-- Begin Dataset content --

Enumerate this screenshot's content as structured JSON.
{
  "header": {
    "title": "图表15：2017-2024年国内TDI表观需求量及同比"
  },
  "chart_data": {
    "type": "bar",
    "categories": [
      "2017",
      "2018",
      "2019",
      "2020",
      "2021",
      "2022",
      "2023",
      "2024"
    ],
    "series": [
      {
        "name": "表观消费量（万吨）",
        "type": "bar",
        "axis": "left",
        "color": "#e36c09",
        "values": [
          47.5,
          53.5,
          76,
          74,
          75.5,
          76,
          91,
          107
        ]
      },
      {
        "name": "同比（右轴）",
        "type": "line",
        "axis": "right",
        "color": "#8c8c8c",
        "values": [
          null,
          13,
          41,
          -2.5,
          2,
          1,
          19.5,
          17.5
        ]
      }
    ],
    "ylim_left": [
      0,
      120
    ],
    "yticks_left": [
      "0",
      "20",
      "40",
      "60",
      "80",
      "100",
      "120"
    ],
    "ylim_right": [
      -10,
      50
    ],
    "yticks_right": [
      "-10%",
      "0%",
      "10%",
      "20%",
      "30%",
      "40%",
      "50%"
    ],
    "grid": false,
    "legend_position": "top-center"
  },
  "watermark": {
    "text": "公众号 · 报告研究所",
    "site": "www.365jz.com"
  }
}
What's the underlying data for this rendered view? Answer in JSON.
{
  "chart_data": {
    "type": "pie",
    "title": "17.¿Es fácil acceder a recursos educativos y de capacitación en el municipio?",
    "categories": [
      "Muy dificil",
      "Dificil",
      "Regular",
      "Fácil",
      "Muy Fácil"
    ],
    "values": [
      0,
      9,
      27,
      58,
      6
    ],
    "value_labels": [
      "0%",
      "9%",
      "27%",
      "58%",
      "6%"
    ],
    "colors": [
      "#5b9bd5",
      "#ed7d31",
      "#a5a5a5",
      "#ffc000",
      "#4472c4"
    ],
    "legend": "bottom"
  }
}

-- End Dataset content --

# Instructions to follow:
Transcribe every entry exactly.

# Response to this exercise:
Enumerate this screenshot's content as structured JSON.
{
  "header": {
    "title": "图表15：2017-2024年国内TDI表观需求量及同比"
  },
  "chart_data": {
    "type": "bar",
    "categories": [
      "2017",
      "2018",
      "2019",
      "2020",
      "2021",
      "2022",
      "2023",
      "2024"
    ],
    "series": [
      {
        "name": "表观消费量（万吨）",
        "type": "bar",
        "axis": "left",
        "color": "#e36c09",
        "values": [
          47.5,
          53.5,
          76,
          74,
          75.5,
          76,
          91,
          107
        ]
      },
      {
        "name": "同比（右轴）",
        "type": "line",
        "axis": "right",
        "color": "#8c8c8c",
        "values": [
          null,
          13,
          41,
          -2.5,
          2,
          1,
          19.5,
          17.5
        ]
      }
    ],
    "ylim_left": [
      0,
      120
    ],
    "yticks_left": [
      "0",
      "20",
      "40",
      "60",
      "80",
      "100",
      "120"
    ],
    "ylim_right": [
      -10,
      50
    ],
    "yticks_right": [
      "-10%",
      "0%",
      "10%",
      "20%",
      "30%",
      "40%",
      "50%"
    ],
    "grid": false,
    "legend_position": "top-center"
  },
  "watermark": {
    "text": "公众号 · 报告研究所",
    "site": "www.365jz.com"
  }
}
What's the underlying data for this rendered view? Answer in JSON.
{
  "chart_data": {
    "type": "pie",
    "title": "17.¿Es fácil acceder a recursos educativos y de capacitación en el municipio?",
    "categories": [
      "Muy dificil",
      "Dificil",
      "Regular",
      "Fácil",
      "Muy Fácil"
    ],
    "values": [
      0,
      9,
      27,
      58,
      6
    ],
    "value_labels": [
      "0%",
      "9%",
      "27%",
      "58%",
      "6%"
    ],
    "colors": [
      "#5b9bd5",
      "#ed7d31",
      "#a5a5a5",
      "#ffc000",
      "#4472c4"
    ],
    "legend": "bottom"
  }
}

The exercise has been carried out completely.